Dataset records.

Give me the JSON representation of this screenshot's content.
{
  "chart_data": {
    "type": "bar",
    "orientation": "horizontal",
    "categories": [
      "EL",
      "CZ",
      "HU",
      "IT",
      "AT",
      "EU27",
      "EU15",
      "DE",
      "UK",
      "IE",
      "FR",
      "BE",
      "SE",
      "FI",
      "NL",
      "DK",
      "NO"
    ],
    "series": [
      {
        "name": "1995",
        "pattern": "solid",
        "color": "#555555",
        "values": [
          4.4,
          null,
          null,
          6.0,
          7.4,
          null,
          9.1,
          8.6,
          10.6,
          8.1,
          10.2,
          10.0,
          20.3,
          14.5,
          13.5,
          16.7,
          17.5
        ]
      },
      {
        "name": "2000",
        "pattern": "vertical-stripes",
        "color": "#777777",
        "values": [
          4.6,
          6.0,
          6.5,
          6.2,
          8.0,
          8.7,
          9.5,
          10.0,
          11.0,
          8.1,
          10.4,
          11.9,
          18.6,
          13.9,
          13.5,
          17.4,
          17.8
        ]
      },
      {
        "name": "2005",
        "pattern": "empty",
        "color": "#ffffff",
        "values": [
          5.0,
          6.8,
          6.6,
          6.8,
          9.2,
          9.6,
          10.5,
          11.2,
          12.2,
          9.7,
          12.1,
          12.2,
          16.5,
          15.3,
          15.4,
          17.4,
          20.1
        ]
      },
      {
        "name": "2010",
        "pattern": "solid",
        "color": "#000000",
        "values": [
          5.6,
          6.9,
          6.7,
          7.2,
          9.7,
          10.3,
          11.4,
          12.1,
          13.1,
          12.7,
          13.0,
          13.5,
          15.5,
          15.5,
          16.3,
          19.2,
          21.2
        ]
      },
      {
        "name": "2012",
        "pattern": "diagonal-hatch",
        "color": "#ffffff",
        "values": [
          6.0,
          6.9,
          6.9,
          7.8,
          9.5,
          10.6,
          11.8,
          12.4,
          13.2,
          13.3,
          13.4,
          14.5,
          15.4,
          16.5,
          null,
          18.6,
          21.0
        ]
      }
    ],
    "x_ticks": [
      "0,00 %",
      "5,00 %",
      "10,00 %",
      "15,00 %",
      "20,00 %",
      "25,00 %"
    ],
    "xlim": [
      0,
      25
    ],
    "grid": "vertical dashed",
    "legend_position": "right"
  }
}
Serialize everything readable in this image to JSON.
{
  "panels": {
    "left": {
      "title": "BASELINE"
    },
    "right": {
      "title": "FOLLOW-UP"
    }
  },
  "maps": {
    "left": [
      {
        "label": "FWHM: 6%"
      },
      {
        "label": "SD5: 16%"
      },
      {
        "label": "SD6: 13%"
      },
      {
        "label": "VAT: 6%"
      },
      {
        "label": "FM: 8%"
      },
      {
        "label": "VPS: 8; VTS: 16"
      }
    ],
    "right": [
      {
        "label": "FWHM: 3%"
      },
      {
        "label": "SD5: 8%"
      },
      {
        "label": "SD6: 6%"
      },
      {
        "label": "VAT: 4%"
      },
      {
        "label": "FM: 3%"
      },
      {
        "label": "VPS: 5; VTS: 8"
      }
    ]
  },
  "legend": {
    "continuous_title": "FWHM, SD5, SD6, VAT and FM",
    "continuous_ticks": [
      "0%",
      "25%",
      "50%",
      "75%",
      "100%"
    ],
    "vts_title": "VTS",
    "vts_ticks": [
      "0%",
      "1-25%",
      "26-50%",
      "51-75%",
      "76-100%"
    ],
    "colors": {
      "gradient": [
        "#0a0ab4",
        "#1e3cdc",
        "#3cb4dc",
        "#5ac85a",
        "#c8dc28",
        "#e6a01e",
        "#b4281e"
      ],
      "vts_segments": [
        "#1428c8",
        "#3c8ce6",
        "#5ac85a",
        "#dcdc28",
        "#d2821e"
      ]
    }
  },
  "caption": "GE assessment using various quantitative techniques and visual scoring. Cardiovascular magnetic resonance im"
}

What you will do.
Transcribe the whole listing exactly.

The solution.
Give me the JSON representation of this screenshot's content.
{
  "chart_data": {
    "type": "bar",
    "orientation": "horizontal",
    "categories": [
      "EL",
      "CZ",
      "HU",
      "IT",
      "AT",
      "EU27",
      "EU15",
      "DE",
      "UK",
      "IE",
      "FR",
      "BE",
      "SE",
      "FI",
      "NL",
      "DK",
      "NO"
    ],
    "series": [
      {
        "name": "1995",
        "pattern": "solid",
        "color": "#555555",
        "values": [
          4.4,
          null,
          null,
          6.0,
          7.4,
          null,
          9.1,
          8.6,
          10.6,
          8.1,
          10.2,
          10.0,
          20.3,
          14.5,
          13.5,
          16.7,
          17.5
        ]
      },
      {
        "name": "2000",
        "pattern": "vertical-stripes",
        "color": "#777777",
        "values": [
          4.6,
          6.0,
          6.5,
          6.2,
          8.0,
          8.7,
          9.5,
          10.0,
          11.0,
          8.1,
          10.4,
          11.9,
          18.6,
          13.9,
          13.5,
          17.4,
          17.8
        ]
      },
      {
        "name": "2005",
        "pattern": "empty",
        "color": "#ffffff",
        "values": [
          5.0,
          6.8,
          6.6,
          6.8,
          9.2,
          9.6,
          10.5,
          11.2,
          12.2,
          9.7,
          12.1,
          12.2,
          16.5,
          15.3,
          15.4,
          17.4,
          20.1
        ]
      },
      {
        "name": "2010",
        "pattern": "solid",
        "color": "#000000",
        "values": [
          5.6,
          6.9,
          6.7,
          7.2,
          9.7,
          10.3,
          11.4,
          12.1,
          13.1,
          12.7,
          13.0,
          13.5,
          15.5,
          15.5,
          16.3,
          19.2,
          21.2
        ]
      },
      {
        "name": "2012",
        "pattern": "diagonal-hatch",
        "color": "#ffffff",
        "values": [
          6.0,
          6.9,
          6.9,
          7.8,
          9.5,
          10.6,
          11.8,
          12.4,
          13.2,
          13.3,
          13.4,
          14.5,
          15.4,
          16.5,
          null,
          18.6,
          21.0
        ]
      }
    ],
    "x_ticks": [
      "0,00 %",
      "5,00 %",
      "10,00 %",
      "15,00 %",
      "20,00 %",
      "25,00 %"
    ],
    "xlim": [
      0,
      25
    ],
    "grid": "vertical dashed",
    "legend_position": "right"
  }
}
Serialize everything readable in this image to JSON.
{
  "panels": {
    "left": {
      "title": "BASELINE"
    },
    "right": {
      "title": "FOLLOW-UP"
    }
  },
  "maps": {
    "left": [
      {
        "label": "FWHM: 6%"
      },
      {
        "label": "SD5: 16%"
      },
      {
        "label": "SD6: 13%"
      },
      {
        "label": "VAT: 6%"
      },
      {
        "label": "FM: 8%"
      },
      {
        "label": "VPS: 8; VTS: 16"
      }
    ],
    "right": [
      {
        "label": "FWHM: 3%"
      },
      {
        "label": "SD5: 8%"
      },
      {
        "label": "SD6: 6%"
      },
      {
        "label": "VAT: 4%"
      },
      {
        "label": "FM: 3%"
      },
      {
        "label": "VPS: 5; VTS: 8"
      }
    ]
  },
  "legend": {
    "continuous_title": "FWHM, SD5, SD6, VAT and FM",
    "continuous_ticks": [
      "0%",
      "25%",
      "50%",
      "75%",
      "100%"
    ],
    "vts_title": "VTS",
    "vts_ticks": [
      "0%",
      "1-25%",
      "26-50%",
      "51-75%",
      "76-100%"
    ],
    "colors": {
      "gradient": [
        "#0a0ab4",
        "#1e3cdc",
        "#3cb4dc",
        "#5ac85a",
        "#c8dc28",
        "#e6a01e",
        "#b4281e"
      ],
      "vts_segments": [
        "#1428c8",
        "#3c8ce6",
        "#5ac85a",
        "#dcdc28",
        "#d2821e"
      ]
    }
  },
  "caption": "GE assessment using various quantitative techniques and visual scoring. Cardiovascular magnetic resonance im"
}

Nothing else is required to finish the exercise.